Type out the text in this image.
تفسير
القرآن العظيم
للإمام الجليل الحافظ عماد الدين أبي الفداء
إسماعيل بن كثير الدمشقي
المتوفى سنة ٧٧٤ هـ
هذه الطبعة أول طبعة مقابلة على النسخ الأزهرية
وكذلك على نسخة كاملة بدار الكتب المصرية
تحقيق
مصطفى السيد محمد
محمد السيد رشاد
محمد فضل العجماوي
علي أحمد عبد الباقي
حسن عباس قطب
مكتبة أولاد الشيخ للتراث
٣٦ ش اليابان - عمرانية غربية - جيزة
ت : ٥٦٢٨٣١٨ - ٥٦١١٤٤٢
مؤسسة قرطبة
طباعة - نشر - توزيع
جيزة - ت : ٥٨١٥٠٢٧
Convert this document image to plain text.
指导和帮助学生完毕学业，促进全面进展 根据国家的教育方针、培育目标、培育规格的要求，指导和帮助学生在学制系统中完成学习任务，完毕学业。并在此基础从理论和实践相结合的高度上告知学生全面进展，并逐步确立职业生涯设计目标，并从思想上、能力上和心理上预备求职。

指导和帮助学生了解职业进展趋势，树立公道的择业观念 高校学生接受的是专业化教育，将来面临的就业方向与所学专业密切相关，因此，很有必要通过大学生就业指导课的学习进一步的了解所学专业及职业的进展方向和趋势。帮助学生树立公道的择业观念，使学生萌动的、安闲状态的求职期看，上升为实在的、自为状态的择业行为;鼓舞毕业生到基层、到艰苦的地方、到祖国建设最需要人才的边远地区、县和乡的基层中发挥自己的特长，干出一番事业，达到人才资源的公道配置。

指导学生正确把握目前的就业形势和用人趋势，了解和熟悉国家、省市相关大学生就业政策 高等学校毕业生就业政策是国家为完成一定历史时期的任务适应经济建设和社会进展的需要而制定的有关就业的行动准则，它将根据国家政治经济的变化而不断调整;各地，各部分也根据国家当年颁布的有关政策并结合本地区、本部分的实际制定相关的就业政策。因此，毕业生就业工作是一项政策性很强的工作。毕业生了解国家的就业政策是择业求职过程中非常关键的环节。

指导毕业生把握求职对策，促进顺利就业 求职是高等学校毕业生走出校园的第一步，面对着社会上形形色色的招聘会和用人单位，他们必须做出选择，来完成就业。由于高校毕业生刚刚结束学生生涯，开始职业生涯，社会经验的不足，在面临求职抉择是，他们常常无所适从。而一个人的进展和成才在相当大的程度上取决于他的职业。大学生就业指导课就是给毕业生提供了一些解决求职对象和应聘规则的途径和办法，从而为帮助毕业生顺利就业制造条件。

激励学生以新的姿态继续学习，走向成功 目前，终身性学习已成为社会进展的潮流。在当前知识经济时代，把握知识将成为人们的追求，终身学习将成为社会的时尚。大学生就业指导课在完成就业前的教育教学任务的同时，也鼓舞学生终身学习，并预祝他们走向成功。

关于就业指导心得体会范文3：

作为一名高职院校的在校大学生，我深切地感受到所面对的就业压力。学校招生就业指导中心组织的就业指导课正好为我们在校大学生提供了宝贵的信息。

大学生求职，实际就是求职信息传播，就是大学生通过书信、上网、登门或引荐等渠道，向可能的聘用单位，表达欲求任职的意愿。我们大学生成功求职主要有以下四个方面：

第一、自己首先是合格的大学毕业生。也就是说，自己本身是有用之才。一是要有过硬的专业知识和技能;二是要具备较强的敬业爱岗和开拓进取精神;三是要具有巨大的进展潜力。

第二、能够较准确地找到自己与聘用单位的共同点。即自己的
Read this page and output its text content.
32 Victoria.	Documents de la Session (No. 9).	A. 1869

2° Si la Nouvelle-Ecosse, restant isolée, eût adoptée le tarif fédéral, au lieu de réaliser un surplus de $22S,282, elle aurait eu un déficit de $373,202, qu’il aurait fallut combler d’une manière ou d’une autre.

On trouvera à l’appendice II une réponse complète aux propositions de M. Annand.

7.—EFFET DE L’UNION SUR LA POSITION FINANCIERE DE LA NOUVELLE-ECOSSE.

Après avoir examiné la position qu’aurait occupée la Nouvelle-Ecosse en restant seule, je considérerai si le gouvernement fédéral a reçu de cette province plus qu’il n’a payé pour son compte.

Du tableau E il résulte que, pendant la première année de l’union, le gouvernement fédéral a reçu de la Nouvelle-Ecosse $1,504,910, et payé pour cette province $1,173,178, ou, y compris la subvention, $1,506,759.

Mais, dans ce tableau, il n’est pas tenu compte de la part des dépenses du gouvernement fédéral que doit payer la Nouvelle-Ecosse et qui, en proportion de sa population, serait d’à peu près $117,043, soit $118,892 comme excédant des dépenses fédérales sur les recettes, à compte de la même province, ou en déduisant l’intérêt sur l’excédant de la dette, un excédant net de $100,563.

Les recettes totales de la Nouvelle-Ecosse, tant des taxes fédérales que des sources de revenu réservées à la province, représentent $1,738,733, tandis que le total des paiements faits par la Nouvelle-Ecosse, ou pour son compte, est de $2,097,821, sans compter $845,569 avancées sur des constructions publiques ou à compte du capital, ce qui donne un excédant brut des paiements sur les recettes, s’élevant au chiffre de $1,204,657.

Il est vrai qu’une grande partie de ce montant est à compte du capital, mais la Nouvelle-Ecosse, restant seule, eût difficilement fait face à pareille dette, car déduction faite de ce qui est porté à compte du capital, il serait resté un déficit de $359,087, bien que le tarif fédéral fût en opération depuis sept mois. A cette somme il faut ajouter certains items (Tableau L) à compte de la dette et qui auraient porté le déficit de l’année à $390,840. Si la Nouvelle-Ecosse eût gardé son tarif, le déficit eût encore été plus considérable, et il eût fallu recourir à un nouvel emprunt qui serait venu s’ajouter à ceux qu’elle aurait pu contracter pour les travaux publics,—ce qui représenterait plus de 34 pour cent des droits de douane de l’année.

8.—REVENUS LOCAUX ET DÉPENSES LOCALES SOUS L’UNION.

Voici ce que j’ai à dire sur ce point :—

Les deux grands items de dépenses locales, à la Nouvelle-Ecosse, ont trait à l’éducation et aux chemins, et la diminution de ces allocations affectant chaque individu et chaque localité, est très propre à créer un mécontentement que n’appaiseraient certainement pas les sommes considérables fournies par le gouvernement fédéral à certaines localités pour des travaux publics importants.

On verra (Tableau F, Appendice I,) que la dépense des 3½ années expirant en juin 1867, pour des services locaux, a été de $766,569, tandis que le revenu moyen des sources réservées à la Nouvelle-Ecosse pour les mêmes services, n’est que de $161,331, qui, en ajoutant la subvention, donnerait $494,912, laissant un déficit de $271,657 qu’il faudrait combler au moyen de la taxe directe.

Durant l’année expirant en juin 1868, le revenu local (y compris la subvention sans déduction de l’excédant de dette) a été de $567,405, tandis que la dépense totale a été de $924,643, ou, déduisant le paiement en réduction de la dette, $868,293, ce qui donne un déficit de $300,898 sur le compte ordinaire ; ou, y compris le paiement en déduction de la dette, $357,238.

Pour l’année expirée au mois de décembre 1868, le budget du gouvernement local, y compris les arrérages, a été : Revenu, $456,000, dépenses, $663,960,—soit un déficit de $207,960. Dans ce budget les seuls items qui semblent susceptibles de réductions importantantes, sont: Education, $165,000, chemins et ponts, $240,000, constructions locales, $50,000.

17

^^^^^^^^^^^^^^^^

Given instruction — Retype every entry word for word.

Solution to this exercise —
Type out the text in this image.
تفسير
القرآن العظيم
للإمام الجليل الحافظ عماد الدين أبي الفداء
إسماعيل بن كثير الدمشقي
المتوفى سنة ٧٧٤ هـ
هذه الطبعة أول طبعة مقابلة على النسخ الأزهرية
وكذلك على نسخة كاملة بدار الكتب المصرية
تحقيق
مصطفى السيد محمد
محمد السيد رشاد
محمد فضل العجماوي
علي أحمد عبد الباقي
حسن عباس قطب
مكتبة أولاد الشيخ للتراث
٣٦ ش اليابان - عمرانية غربية - جيزة
ت : ٥٦٢٨٣١٨ - ٥٦١١٤٤٢
مؤسسة قرطبة
طباعة - نشر - توزيع
جيزة - ت : ٥٨١٥٠٢٧
Convert this document image to plain text.
指导和帮助学生完毕学业，促进全面进展 根据国家的教育方针、培育目标、培育规格的要求，指导和帮助学生在学制系统中完成学习任务，完毕学业。并在此基础从理论和实践相结合的高度上告知学生全面进展，并逐步确立职业生涯设计目标，并从思想上、能力上和心理上预备求职。

指导和帮助学生了解职业进展趋势，树立公道的择业观念 高校学生接受的是专业化教育，将来面临的就业方向与所学专业密切相关，因此，很有必要通过大学生就业指导课的学习进一步的了解所学专业及职业的进展方向和趋势。帮助学生树立公道的择业观念，使学生萌动的、安闲状态的求职期看，上升为实在的、自为状态的择业行为;鼓舞毕业生到基层、到艰苦的地方、到祖国建设最需要人才的边远地区、县和乡的基层中发挥自己的特长，干出一番事业，达到人才资源的公道配置。

指导学生正确把握目前的就业形势和用人趋势，了解和熟悉国家、省市相关大学生就业政策 高等学校毕业生就业政策是国家为完成一定历史时期的任务适应经济建设和社会进展的需要而制定的有关就业的行动准则，它将根据国家政治经济的变化而不断调整;各地，各部分也根据国家当年颁布的有关政策并结合本地区、本部分的实际制定相关的就业政策。因此，毕业生就业工作是一项政策性很强的工作。毕业生了解国家的就业政策是择业求职过程中非常关键的环节。

指导毕业生把握求职对策，促进顺利就业 求职是高等学校毕业生走出校园的第一步，面对着社会上形形色色的招聘会和用人单位，他们必须做出选择，来完成就业。由于高校毕业生刚刚结束学生生涯，开始职业生涯，社会经验的不足，在面临求职抉择是，他们常常无所适从。而一个人的进展和成才在相当大的程度上取决于他的职业。大学生就业指导课就是给毕业生提供了一些解决求职对象和应聘规则的途径和办法，从而为帮助毕业生顺利就业制造条件。

激励学生以新的姿态继续学习，走向成功 目前，终身性学习已成为社会进展的潮流。在当前知识经济时代，把握知识将成为人们的追求，终身学习将成为社会的时尚。大学生就业指导课在完成就业前的教育教学任务的同时，也鼓舞学生终身学习，并预祝他们走向成功。

关于就业指导心得体会范文3：

作为一名高职院校的在校大学生，我深切地感受到所面对的就业压力。学校招生就业指导中心组织的就业指导课正好为我们在校大学生提供了宝贵的信息。

大学生求职，实际就是求职信息传播，就是大学生通过书信、上网、登门或引荐等渠道，向可能的聘用单位，表达欲求任职的意愿。我们大学生成功求职主要有以下四个方面：

第一、自己首先是合格的大学毕业生。也就是说，自己本身是有用之才。一是要有过硬的专业知识和技能;二是要具备较强的敬业爱岗和开拓进取精神;三是要具有巨大的进展潜力。

第二、能够较准确地找到自己与聘用单位的共同点。即自己的
Read this page and output its text content.
32 Victoria.	Documents de la Session (No. 9).	A. 1869

2° Si la Nouvelle-Ecosse, restant isolée, eût adoptée le tarif fédéral, au lieu de réaliser un surplus de $22S,282, elle aurait eu un déficit de $373,202, qu’il aurait fallut combler d’une manière ou d’une autre.

On trouvera à l’appendice II une réponse complète aux propositions de M. Annand.

7.—EFFET DE L’UNION SUR LA POSITION FINANCIERE DE LA NOUVELLE-ECOSSE.

Après avoir examiné la position qu’aurait occupée la Nouvelle-Ecosse en restant seule, je considérerai si le gouvernement fédéral a reçu de cette province plus qu’il n’a payé pour son compte.

Du tableau E il résulte que, pendant la première année de l’union, le gouvernement fédéral a reçu de la Nouvelle-Ecosse $1,504,910, et payé pour cette province $1,173,178, ou, y compris la subvention, $1,506,759.

Mais, dans ce tableau, il n’est pas tenu compte de la part des dépenses du gouvernement fédéral que doit payer la Nouvelle-Ecosse et qui, en proportion de sa population, serait d’à peu près $117,043, soit $118,892 comme excédant des dépenses fédérales sur les recettes, à compte de la même province, ou en déduisant l’intérêt sur l’excédant de la dette, un excédant net de $100,563.

Les recettes totales de la Nouvelle-Ecosse, tant des taxes fédérales que des sources de revenu réservées à la province, représentent $1,738,733, tandis que le total des paiements faits par la Nouvelle-Ecosse, ou pour son compte, est de $2,097,821, sans compter $845,569 avancées sur des constructions publiques ou à compte du capital, ce qui donne un excédant brut des paiements sur les recettes, s’élevant au chiffre de $1,204,657.

Il est vrai qu’une grande partie de ce montant est à compte du capital, mais la Nouvelle-Ecosse, restant seule, eût difficilement fait face à pareille dette, car déduction faite de ce qui est porté à compte du capital, il serait resté un déficit de $359,087, bien que le tarif fédéral fût en opération depuis sept mois. A cette somme il faut ajouter certains items (Tableau L) à compte de la dette et qui auraient porté le déficit de l’année à $390,840. Si la Nouvelle-Ecosse eût gardé son tarif, le déficit eût encore été plus considérable, et il eût fallu recourir à un nouvel emprunt qui serait venu s’ajouter à ceux qu’elle aurait pu contracter pour les travaux publics,—ce qui représenterait plus de 34 pour cent des droits de douane de l’année.

8.—REVENUS LOCAUX ET DÉPENSES LOCALES SOUS L’UNION.

Voici ce que j’ai à dire sur ce point :—

Les deux grands items de dépenses locales, à la Nouvelle-Ecosse, ont trait à l’éducation et aux chemins, et la diminution de ces allocations affectant chaque individu et chaque localité, est très propre à créer un mécontentement que n’appaiseraient certainement pas les sommes considérables fournies par le gouvernement fédéral à certaines localités pour des travaux publics importants.

On verra (Tableau F, Appendice I,) que la dépense des 3½ années expirant en juin 1867, pour des services locaux, a été de $766,569, tandis que le revenu moyen des sources réservées à la Nouvelle-Ecosse pour les mêmes services, n’est que de $161,331, qui, en ajoutant la subvention, donnerait $494,912, laissant un déficit de $271,657 qu’il faudrait combler au moyen de la taxe directe.

Durant l’année expirant en juin 1868, le revenu local (y compris la subvention sans déduction de l’excédant de dette) a été de $567,405, tandis que la dépense totale a été de $924,643, ou, déduisant le paiement en réduction de la dette, $868,293, ce qui donne un déficit de $300,898 sur le compte ordinaire ; ou, y compris le paiement en déduction de la dette, $357,238.

Pour l’année expirée au mois de décembre 1868, le budget du gouvernement local, y compris les arrérages, a été : Revenu, $456,000, dépenses, $663,960,—soit un déficit de $207,960. Dans ce budget les seuls items qui semblent susceptibles de réductions importantantes, sont: Education, $165,000, chemins et ponts, $240,000, constructions locales, $50,000.

17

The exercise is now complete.